Problem =
Reproduce every record below exactly as written, but leave out any pictures.

Given information =
--- START ---

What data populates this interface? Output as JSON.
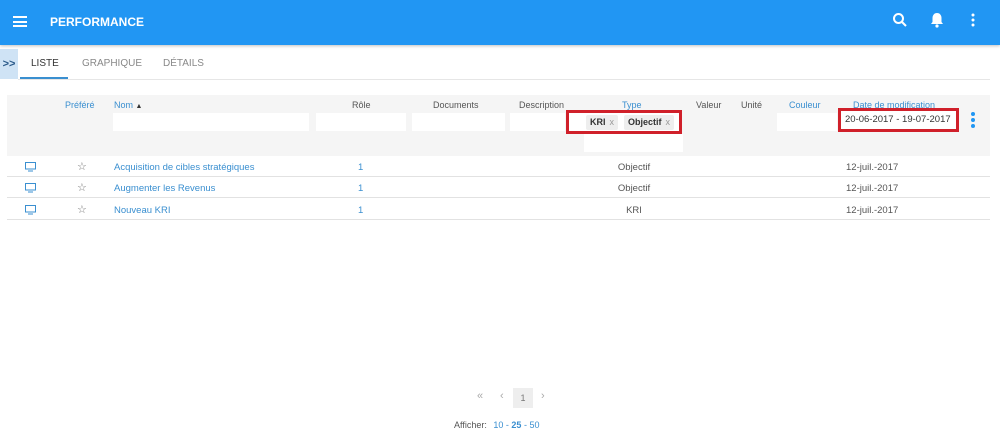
{
  "header": {
    "title": "PERFORMANCE",
    "icons": [
      "menu-icon",
      "search-icon",
      "bell-icon",
      "more-vertical-icon"
    ]
  },
  "tabs": [
    {
      "label": "LISTE"
    },
    {
      "label": "GRAPHIQUE"
    },
    {
      "label": "DÉTAILS"
    }
  ],
  "table": {
    "columns": {
      "prefere": "Préféré",
      "nom": "Nom",
      "role": "Rôle",
      "documents": "Documents",
      "description": "Description",
      "type": "Type",
      "valeur": "Valeur",
      "unite": "Unité",
      "couleur": "Couleur",
      "date": "Date de modification"
    },
    "filters": {
      "type_chips": [
        "KRI",
        "Objectif"
      ],
      "chip_remove": "x",
      "date_range": "20-06-2017 - 19-07-2017"
    },
    "rows": [
      {
        "nom": "Acquisition de cibles stratégiques",
        "role": "1",
        "type": "Objectif",
        "date": "12-juil.-2017"
      },
      {
        "nom": "Augmenter les Revenus",
        "role": "1",
        "type": "Objectif",
        "date": "12-juil.-2017"
      },
      {
        "nom": "Nouveau KRI",
        "role": "1",
        "type": "KRI",
        "date": "12-juil.-2017"
      }
    ]
  },
  "pagination": {
    "first": "«",
    "prev": "‹",
    "current": "1",
    "next": "›",
    "show_label": "Afficher:",
    "sizes": [
      "10",
      "25",
      "50"
    ],
    "sep": "-"
  },
  "colors": {
    "primary": "#2196f3",
    "link": "#3a8fd0",
    "highlight": "#d0202a"
  }
}
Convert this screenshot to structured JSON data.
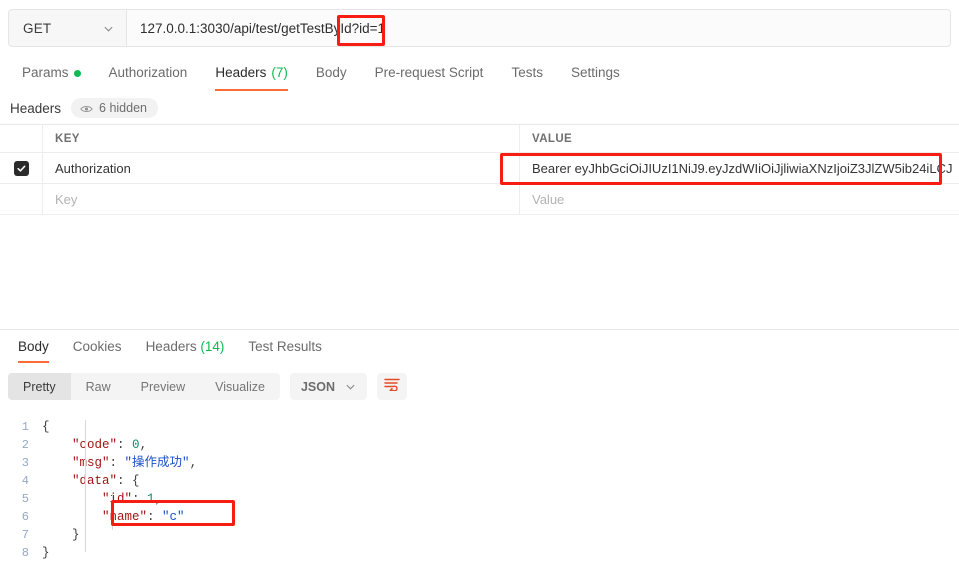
{
  "request": {
    "method": "GET",
    "method_icon": "chevron-down-icon",
    "url": "127.0.0.1:3030/api/test/getTestById?id=1",
    "tabs": [
      {
        "label": "Params",
        "badge": "",
        "dot": true,
        "active": false
      },
      {
        "label": "Authorization",
        "badge": "",
        "dot": false,
        "active": false
      },
      {
        "label": "Headers",
        "badge": "(7)",
        "dot": false,
        "active": true
      },
      {
        "label": "Body",
        "badge": "",
        "dot": false,
        "active": false
      },
      {
        "label": "Pre-request Script",
        "badge": "",
        "dot": false,
        "active": false
      },
      {
        "label": "Tests",
        "badge": "",
        "dot": false,
        "active": false
      },
      {
        "label": "Settings",
        "badge": "",
        "dot": false,
        "active": false
      }
    ]
  },
  "headers_panel": {
    "title": "Headers",
    "hidden_pill": "6 hidden",
    "hidden_icon": "eye-icon",
    "columns": {
      "key": "KEY",
      "value": "VALUE"
    },
    "rows": [
      {
        "checked": true,
        "key": "Authorization",
        "value": "Bearer eyJhbGciOiJIUzI1NiJ9.eyJzdWIiOiJjliwiaXNzIjoiZ3JlZW5ib24iLCJ"
      }
    ],
    "placeholder_row": {
      "key": "Key",
      "value": "Value"
    }
  },
  "response": {
    "tabs": [
      {
        "label": "Body",
        "badge": "",
        "active": true
      },
      {
        "label": "Cookies",
        "badge": "",
        "active": false
      },
      {
        "label": "Headers",
        "badge": "(14)",
        "active": false
      },
      {
        "label": "Test Results",
        "badge": "",
        "active": false
      }
    ],
    "view_modes": [
      {
        "label": "Pretty",
        "active": true
      },
      {
        "label": "Raw",
        "active": false
      },
      {
        "label": "Preview",
        "active": false
      },
      {
        "label": "Visualize",
        "active": false
      }
    ],
    "format": "JSON",
    "format_icon": "chevron-down-icon",
    "wrap_icon": "wrap-lines-icon",
    "body_lines": [
      {
        "n": "1",
        "text": "{"
      },
      {
        "n": "2",
        "text": "    \"code\": 0,"
      },
      {
        "n": "3",
        "text": "    \"msg\": \"操作成功\","
      },
      {
        "n": "4",
        "text": "    \"data\": {"
      },
      {
        "n": "5",
        "text": "        \"id\": 1,"
      },
      {
        "n": "6",
        "text": "        \"name\": \"c\""
      },
      {
        "n": "7",
        "text": "    }"
      },
      {
        "n": "8",
        "text": "}"
      }
    ]
  },
  "annotations": {
    "accent_red": "#f81d12",
    "query_param": "id=1",
    "token_value": "Bearer eyJhbGciOiJIUzI1NiJ9.eyJzdWIiOiJjliwiaXNzIjoiZ3JlZW5ib24iLCJ",
    "json_name_line": "\"name\": \"c\""
  },
  "colors": {
    "accent_orange": "#ff6c37",
    "badge_green": "#0cbb52"
  }
}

--- END ---

Exercise output =
What data populates this interface? Output as JSON.
{
  "header": {
    "title": "PERFORMANCE",
    "icons": [
      "menu-icon",
      "search-icon",
      "bell-icon",
      "more-vertical-icon"
    ]
  },
  "tabs": [
    {
      "label": "LISTE"
    },
    {
      "label": "GRAPHIQUE"
    },
    {
      "label": "DÉTAILS"
    }
  ],
  "table": {
    "columns": {
      "prefere": "Préféré",
      "nom": "Nom",
      "role": "Rôle",
      "documents": "Documents",
      "description": "Description",
      "type": "Type",
      "valeur": "Valeur",
      "unite": "Unité",
      "couleur": "Couleur",
      "date": "Date de modification"
    },
    "filters": {
      "type_chips": [
        "KRI",
        "Objectif"
      ],
      "chip_remove": "x",
      "date_range": "20-06-2017 - 19-07-2017"
    },
    "rows": [
      {
        "nom": "Acquisition de cibles stratégiques",
        "role": "1",
        "type": "Objectif",
        "date": "12-juil.-2017"
      },
      {
        "nom": "Augmenter les Revenus",
        "role": "1",
        "type": "Objectif",
        "date": "12-juil.-2017"
      },
      {
        "nom": "Nouveau KRI",
        "role": "1",
        "type": "KRI",
        "date": "12-juil.-2017"
      }
    ]
  },
  "pagination": {
    "first": "«",
    "prev": "‹",
    "current": "1",
    "next": "›",
    "show_label": "Afficher:",
    "sizes": [
      "10",
      "25",
      "50"
    ],
    "sep": "-"
  },
  "colors": {
    "primary": "#2196f3",
    "link": "#3a8fd0",
    "highlight": "#d0202a"
  }
}
Convert this screenshot to structured JSON data.
{
  "request": {
    "method": "GET",
    "method_icon": "chevron-down-icon",
    "url": "127.0.0.1:3030/api/test/getTestById?id=1",
    "tabs": [
      {
        "label": "Params",
        "badge": "",
        "dot": true,
        "active": false
      },
      {
        "label": "Authorization",
        "badge": "",
        "dot": false,
        "active": false
      },
      {
        "label": "Headers",
        "badge": "(7)",
        "dot": false,
        "active": true
      },
      {
        "label": "Body",
        "badge": "",
        "dot": false,
        "active": false
      },
      {
        "label": "Pre-request Script",
        "badge": "",
        "dot": false,
        "active": false
      },
      {
        "label": "Tests",
        "badge": "",
        "dot": false,
        "active": false
      },
      {
        "label": "Settings",
        "badge": "",
        "dot": false,
        "active": false
      }
    ]
  },
  "headers_panel": {
    "title": "Headers",
    "hidden_pill": "6 hidden",
    "hidden_icon": "eye-icon",
    "columns": {
      "key": "KEY",
      "value": "VALUE"
    },
    "rows": [
      {
        "checked": true,
        "key": "Authorization",
        "value": "Bearer eyJhbGciOiJIUzI1NiJ9.eyJzdWIiOiJjliwiaXNzIjoiZ3JlZW5ib24iLCJ"
      }
    ],
    "placeholder_row": {
      "key": "Key",
      "value": "Value"
    }
  },
  "response": {
    "tabs": [
      {
        "label": "Body",
        "badge": "",
        "active": true
      },
      {
        "label": "Cookies",
        "badge": "",
        "active": false
      },
      {
        "label": "Headers",
        "badge": "(14)",
        "active": false
      },
      {
        "label": "Test Results",
        "badge": "",
        "active": false
      }
    ],
    "view_modes": [
      {
        "label": "Pretty",
        "active": true
      },
      {
        "label": "Raw",
        "active": false
      },
      {
        "label": "Preview",
        "active": false
      },
      {
        "label": "Visualize",
        "active": false
      }
    ],
    "format": "JSON",
    "format_icon": "chevron-down-icon",
    "wrap_icon": "wrap-lines-icon",
    "body_lines": [
      {
        "n": "1",
        "text": "{"
      },
      {
        "n": "2",
        "text": "    \"code\": 0,"
      },
      {
        "n": "3",
        "text": "    \"msg\": \"操作成功\","
      },
      {
        "n": "4",
        "text": "    \"data\": {"
      },
      {
        "n": "5",
        "text": "        \"id\": 1,"
      },
      {
        "n": "6",
        "text": "        \"name\": \"c\""
      },
      {
        "n": "7",
        "text": "    }"
      },
      {
        "n": "8",
        "text": "}"
      }
    ]
  },
  "annotations": {
    "accent_red": "#f81d12",
    "query_param": "id=1",
    "token_value": "Bearer eyJhbGciOiJIUzI1NiJ9.eyJzdWIiOiJjliwiaXNzIjoiZ3JlZW5ib24iLCJ",
    "json_name_line": "\"name\": \"c\""
  },
  "colors": {
    "accent_orange": "#ff6c37",
    "badge_green": "#0cbb52"
  }
}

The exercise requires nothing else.